* _Data extracted from a collection_:
(begin)

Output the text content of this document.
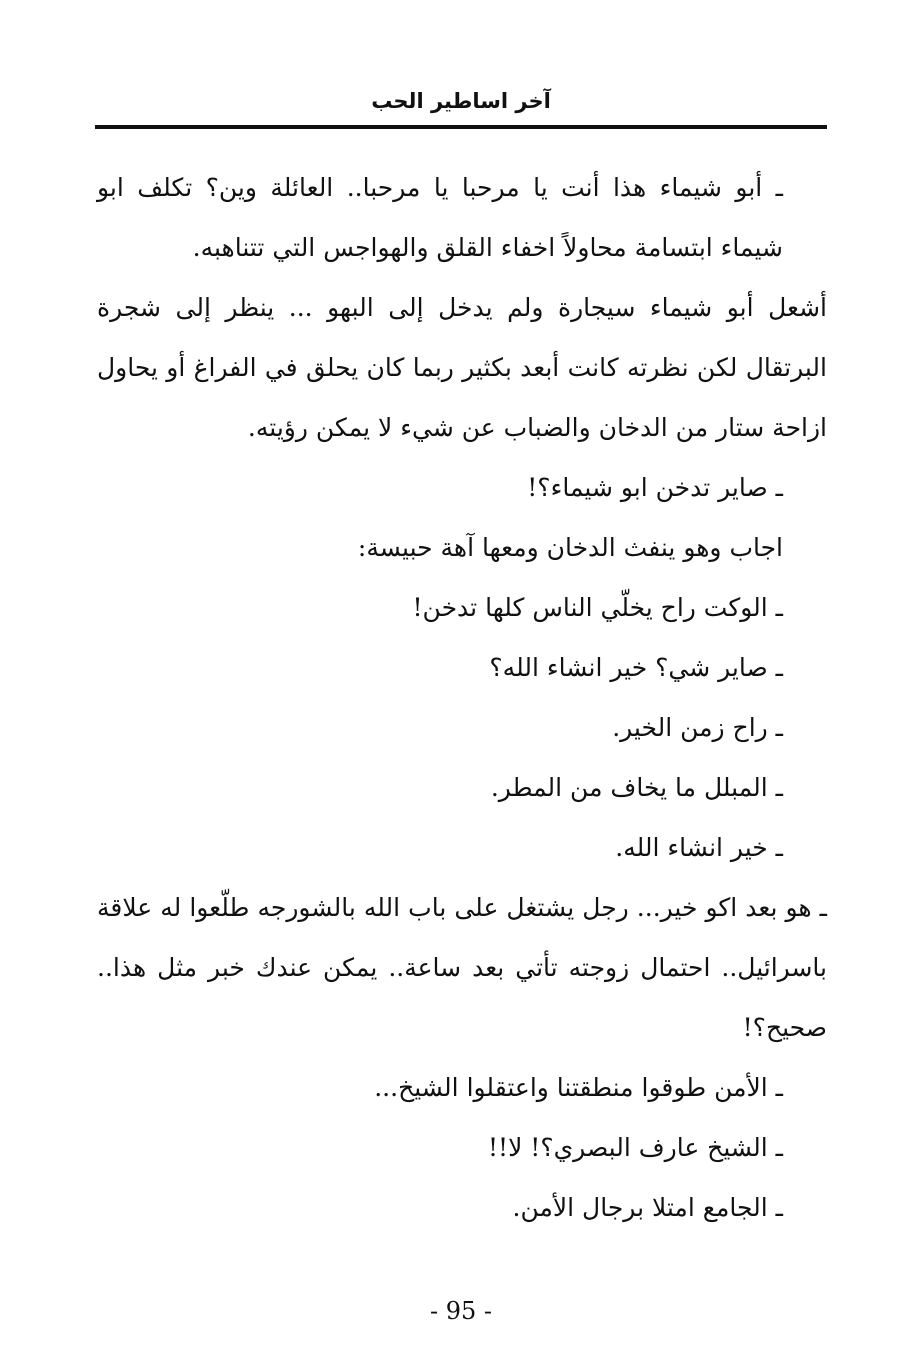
آخر اساطير الحب

ـ أبو شيماء هذا أنت يا مرحبا يا مرحبا.. العائلة وين؟ تكلف ابو شيماء ابتسامة محاولاً اخفاء القلق والهواجس التي تتناهبه.

أشعل أبو شيماء سيجارة ولم يدخل إلى البهو ... ينظر إلى شجرة البرتقال لكن نظرته كانت أبعد بكثير ربما كان يحلق في الفراغ أو يحاول ازاحة ستار من الدخان والضباب عن شيء لا يمكن رؤيته.

ـ صاير تدخن ابو شيماء؟!

اجاب وهو ينفث الدخان ومعها آهة حبيسة:

ـ الوكت راح يخلّي الناس كلها تدخن!

ـ صاير شي؟ خير انشاء الله؟

ـ راح زمن الخير.

ـ المبلل ما يخاف من المطر.

ـ خير انشاء الله.

ـ هو بعد اكو خير... رجل يشتغل على باب الله بالشورجه طلّعوا له علاقة باسرائيل.. احتمال زوجته تأتي بعد ساعة.. يمكن عندك خبر مثل هذا.. صحيح؟!

ـ الأمن طوقوا منطقتنا واعتقلوا الشيخ...

ـ الشيخ عارف البصري؟! لا!!

ـ الجامع امتلا برجال الأمن.

- 95 -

(end)

* _TO DO_: Report the number of lines in the entries above that include the string "الله". Give nothing but the number.

* _WRITTEN ANSWER_: 3